#### DATASET:
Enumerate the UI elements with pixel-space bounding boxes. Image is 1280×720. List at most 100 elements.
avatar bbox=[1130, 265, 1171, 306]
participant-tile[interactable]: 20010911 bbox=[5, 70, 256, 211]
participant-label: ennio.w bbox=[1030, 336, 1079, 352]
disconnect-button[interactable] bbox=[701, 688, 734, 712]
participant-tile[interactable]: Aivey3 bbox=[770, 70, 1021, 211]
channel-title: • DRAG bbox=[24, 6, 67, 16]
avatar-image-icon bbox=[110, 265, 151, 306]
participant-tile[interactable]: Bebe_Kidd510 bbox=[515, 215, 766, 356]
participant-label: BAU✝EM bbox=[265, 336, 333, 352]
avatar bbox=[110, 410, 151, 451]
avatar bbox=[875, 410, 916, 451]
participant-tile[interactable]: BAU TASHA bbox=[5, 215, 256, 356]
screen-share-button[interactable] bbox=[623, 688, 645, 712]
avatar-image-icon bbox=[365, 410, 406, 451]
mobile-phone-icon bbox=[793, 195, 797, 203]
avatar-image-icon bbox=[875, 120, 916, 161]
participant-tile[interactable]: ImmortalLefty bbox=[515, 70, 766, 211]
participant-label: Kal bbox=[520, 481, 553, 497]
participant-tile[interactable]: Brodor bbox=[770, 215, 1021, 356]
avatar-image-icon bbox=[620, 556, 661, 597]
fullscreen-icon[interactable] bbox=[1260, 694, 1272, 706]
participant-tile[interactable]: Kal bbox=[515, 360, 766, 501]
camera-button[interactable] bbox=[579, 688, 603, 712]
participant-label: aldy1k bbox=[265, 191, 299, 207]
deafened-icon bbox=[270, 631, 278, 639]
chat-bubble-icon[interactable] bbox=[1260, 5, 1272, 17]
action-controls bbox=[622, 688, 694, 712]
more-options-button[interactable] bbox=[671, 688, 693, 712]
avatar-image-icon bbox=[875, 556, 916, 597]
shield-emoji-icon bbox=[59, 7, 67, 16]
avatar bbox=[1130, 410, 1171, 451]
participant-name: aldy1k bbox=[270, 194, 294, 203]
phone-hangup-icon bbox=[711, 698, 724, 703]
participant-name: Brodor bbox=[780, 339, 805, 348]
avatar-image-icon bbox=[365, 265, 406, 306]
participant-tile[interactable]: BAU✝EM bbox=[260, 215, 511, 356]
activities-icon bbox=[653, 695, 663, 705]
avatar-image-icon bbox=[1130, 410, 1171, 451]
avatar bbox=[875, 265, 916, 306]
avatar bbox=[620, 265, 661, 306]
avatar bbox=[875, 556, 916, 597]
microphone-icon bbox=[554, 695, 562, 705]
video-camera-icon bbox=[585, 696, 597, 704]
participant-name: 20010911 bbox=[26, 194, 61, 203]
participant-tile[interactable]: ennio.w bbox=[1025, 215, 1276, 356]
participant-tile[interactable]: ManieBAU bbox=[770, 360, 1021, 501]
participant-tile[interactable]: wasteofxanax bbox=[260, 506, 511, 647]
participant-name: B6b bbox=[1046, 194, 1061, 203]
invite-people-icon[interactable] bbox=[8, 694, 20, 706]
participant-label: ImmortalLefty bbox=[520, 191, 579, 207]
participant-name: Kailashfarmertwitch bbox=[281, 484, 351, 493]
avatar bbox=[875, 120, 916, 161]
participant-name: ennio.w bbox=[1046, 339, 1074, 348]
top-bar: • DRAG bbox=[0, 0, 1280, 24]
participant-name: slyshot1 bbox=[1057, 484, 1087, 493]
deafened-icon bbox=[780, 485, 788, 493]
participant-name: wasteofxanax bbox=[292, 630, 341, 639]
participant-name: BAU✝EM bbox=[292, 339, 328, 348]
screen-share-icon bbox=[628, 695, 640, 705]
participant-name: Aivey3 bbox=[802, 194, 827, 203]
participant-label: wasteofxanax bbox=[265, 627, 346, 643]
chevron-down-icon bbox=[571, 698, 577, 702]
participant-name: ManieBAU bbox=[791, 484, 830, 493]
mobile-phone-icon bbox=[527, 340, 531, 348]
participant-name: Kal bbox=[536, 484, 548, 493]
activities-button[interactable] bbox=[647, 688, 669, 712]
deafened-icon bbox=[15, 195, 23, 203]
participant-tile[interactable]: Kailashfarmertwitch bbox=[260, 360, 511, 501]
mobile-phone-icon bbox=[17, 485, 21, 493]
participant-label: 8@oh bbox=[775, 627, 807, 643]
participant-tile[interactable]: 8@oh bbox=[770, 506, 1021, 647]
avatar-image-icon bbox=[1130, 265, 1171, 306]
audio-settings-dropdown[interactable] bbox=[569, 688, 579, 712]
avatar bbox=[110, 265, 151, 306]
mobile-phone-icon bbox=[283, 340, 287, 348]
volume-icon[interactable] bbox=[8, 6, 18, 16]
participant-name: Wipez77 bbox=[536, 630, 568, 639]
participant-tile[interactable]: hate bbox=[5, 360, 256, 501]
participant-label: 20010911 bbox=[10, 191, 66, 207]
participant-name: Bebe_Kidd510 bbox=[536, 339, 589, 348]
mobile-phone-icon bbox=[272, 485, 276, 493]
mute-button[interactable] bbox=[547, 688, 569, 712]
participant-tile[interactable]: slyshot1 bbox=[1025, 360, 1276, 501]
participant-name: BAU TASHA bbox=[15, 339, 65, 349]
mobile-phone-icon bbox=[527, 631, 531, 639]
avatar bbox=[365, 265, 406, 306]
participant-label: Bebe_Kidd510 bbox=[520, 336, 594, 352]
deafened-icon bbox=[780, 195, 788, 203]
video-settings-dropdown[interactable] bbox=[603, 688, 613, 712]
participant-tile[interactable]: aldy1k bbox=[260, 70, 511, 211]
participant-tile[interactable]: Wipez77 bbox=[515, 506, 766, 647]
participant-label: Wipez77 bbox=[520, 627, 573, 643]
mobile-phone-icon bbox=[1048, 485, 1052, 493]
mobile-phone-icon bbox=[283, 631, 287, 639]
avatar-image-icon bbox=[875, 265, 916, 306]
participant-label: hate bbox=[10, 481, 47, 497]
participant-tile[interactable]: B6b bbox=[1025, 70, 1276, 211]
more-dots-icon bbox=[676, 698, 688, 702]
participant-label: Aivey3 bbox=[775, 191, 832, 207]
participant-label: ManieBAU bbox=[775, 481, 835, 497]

* * *

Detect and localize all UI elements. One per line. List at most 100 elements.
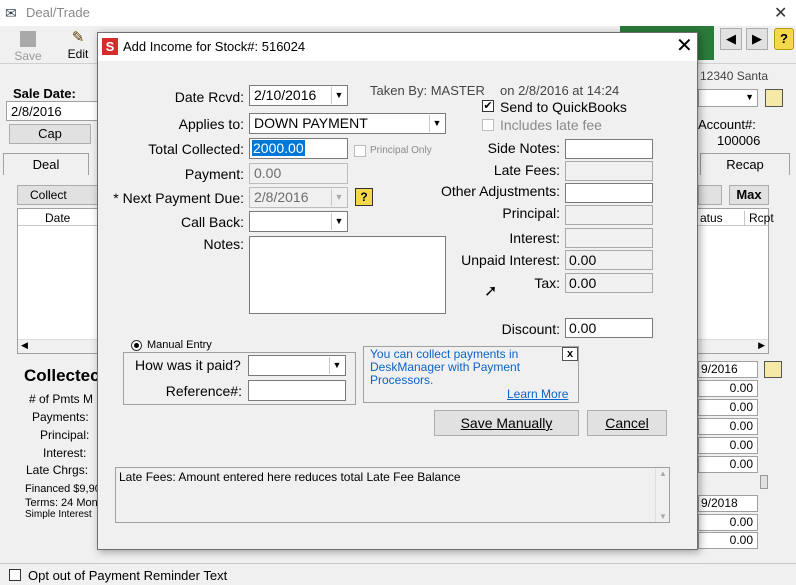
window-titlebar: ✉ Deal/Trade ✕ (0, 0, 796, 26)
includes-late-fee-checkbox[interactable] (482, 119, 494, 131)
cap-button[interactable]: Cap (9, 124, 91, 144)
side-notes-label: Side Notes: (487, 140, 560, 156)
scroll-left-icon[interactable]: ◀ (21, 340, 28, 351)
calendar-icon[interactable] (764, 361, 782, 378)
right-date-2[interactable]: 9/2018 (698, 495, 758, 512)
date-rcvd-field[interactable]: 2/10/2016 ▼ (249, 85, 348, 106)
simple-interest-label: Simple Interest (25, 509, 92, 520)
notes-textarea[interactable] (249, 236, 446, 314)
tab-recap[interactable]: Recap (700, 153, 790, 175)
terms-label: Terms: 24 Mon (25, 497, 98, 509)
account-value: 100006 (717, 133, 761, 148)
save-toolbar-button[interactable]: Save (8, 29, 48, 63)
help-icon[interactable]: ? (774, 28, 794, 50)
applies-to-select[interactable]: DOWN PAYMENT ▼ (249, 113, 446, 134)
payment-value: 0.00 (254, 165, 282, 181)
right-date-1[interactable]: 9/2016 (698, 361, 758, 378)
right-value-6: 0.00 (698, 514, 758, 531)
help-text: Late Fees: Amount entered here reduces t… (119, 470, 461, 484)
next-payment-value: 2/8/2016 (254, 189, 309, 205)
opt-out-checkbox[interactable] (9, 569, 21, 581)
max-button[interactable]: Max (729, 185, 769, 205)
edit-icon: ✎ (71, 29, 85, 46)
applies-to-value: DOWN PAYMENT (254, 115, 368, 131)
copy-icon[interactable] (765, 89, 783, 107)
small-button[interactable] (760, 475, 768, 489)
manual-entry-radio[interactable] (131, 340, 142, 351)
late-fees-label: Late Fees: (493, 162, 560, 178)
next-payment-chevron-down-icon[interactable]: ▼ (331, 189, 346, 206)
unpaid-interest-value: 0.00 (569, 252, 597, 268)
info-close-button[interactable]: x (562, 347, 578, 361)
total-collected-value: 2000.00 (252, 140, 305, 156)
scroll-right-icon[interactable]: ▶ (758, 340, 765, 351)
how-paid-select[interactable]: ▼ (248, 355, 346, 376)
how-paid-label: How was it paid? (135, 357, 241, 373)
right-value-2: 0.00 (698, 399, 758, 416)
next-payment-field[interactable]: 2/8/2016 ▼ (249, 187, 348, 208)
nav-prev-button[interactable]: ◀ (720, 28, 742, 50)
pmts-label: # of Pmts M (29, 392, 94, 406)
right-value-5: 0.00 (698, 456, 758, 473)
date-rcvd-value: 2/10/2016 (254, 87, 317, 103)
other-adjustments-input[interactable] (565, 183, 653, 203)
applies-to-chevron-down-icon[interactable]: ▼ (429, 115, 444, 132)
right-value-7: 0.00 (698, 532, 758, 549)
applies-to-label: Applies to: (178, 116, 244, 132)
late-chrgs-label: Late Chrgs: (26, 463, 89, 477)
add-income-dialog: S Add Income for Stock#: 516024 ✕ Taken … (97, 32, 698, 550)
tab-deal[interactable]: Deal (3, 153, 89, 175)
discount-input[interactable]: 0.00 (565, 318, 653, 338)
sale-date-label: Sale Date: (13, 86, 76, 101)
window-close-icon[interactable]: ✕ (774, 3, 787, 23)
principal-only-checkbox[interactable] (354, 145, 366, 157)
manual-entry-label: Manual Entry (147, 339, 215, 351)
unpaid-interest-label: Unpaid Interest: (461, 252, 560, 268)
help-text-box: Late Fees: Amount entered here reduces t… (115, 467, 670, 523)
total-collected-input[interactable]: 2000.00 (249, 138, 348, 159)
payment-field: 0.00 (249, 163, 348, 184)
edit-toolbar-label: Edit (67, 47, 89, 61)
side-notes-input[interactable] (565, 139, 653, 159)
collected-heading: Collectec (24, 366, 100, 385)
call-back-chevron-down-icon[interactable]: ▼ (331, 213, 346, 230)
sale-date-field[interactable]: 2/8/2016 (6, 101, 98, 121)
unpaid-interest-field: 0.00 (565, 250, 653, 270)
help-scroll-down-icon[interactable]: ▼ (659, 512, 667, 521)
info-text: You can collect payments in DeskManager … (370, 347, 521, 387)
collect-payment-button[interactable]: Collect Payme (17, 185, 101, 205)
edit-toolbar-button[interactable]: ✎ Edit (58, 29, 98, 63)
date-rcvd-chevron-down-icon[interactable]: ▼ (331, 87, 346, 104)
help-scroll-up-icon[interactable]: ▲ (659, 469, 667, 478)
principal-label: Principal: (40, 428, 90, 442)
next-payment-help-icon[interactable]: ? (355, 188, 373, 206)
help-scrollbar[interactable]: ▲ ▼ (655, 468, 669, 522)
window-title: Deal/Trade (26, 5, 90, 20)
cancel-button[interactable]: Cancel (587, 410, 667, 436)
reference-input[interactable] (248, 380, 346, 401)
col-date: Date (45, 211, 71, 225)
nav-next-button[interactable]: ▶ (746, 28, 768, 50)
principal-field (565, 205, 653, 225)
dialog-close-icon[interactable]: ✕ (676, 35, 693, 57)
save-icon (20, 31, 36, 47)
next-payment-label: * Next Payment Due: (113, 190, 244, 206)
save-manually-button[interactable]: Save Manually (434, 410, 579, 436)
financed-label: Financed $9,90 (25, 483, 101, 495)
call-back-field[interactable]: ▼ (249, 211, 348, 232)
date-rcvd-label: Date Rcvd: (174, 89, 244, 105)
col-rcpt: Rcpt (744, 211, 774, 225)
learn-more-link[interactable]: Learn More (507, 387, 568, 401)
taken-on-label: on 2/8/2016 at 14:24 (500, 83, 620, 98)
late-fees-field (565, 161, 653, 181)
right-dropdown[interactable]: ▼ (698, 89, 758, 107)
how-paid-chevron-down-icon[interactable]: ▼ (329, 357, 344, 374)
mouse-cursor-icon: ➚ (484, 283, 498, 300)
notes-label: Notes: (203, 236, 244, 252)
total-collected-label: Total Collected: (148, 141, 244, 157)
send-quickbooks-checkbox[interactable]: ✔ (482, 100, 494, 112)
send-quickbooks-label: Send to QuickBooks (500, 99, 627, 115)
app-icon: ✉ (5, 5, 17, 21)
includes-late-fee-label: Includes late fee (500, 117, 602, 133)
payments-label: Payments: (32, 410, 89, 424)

#### TASK TO COMPLETE:
Please copy out the lines from the one containing "Enumerate the UI" through the one containing "avatar bbox=[875, 410, 916, 451]", both included.

#### ANSWER FOR THE TASK:
Enumerate the UI elements with pixel-space bounding boxes. Image is 1280×720. List at most 100 elements.
avatar bbox=[1130, 265, 1171, 306]
participant-tile[interactable]: 20010911 bbox=[5, 70, 256, 211]
participant-label: ennio.w bbox=[1030, 336, 1079, 352]
disconnect-button[interactable] bbox=[701, 688, 734, 712]
participant-tile[interactable]: Aivey3 bbox=[770, 70, 1021, 211]
channel-title: • DRAG bbox=[24, 6, 67, 16]
avatar-image-icon bbox=[110, 265, 151, 306]
participant-tile[interactable]: Bebe_Kidd510 bbox=[515, 215, 766, 356]
participant-label: BAU✝EM bbox=[265, 336, 333, 352]
avatar bbox=[110, 410, 151, 451]
avatar bbox=[875, 410, 916, 451]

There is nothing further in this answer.